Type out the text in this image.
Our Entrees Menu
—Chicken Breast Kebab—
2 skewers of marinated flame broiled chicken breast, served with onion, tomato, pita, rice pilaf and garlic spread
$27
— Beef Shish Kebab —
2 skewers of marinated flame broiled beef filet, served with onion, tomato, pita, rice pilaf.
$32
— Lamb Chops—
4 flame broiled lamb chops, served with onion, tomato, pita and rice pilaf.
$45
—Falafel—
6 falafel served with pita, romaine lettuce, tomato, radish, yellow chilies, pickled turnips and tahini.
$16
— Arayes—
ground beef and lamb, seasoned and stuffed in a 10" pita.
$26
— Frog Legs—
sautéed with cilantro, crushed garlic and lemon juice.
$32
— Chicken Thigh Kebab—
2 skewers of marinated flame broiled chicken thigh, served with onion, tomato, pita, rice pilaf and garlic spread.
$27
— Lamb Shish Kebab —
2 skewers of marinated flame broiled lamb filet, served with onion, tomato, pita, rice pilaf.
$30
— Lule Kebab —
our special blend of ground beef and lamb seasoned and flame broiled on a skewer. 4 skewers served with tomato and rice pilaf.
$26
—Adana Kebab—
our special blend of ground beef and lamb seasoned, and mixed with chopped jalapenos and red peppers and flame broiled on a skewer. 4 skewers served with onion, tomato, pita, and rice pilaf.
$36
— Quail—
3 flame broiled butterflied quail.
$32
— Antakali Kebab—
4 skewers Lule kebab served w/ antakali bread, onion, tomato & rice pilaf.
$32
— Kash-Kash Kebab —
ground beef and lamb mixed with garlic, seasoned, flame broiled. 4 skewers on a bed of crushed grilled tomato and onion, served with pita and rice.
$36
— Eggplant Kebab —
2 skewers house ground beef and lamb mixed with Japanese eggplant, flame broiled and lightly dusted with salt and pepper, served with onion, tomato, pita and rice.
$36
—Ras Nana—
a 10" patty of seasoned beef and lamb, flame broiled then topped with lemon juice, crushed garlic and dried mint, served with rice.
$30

+++

• EXERCISE GOAL:
Keep only the lines that hold the string "juice", and copy them out.

• SOLUTION:
sautéed with cilantro, crushed garlic and lemon juice.
a 10" patty of seasoned beef and lamb, flame broiled then topped with lemon juice, crushed garlic and dried mint, served with rice.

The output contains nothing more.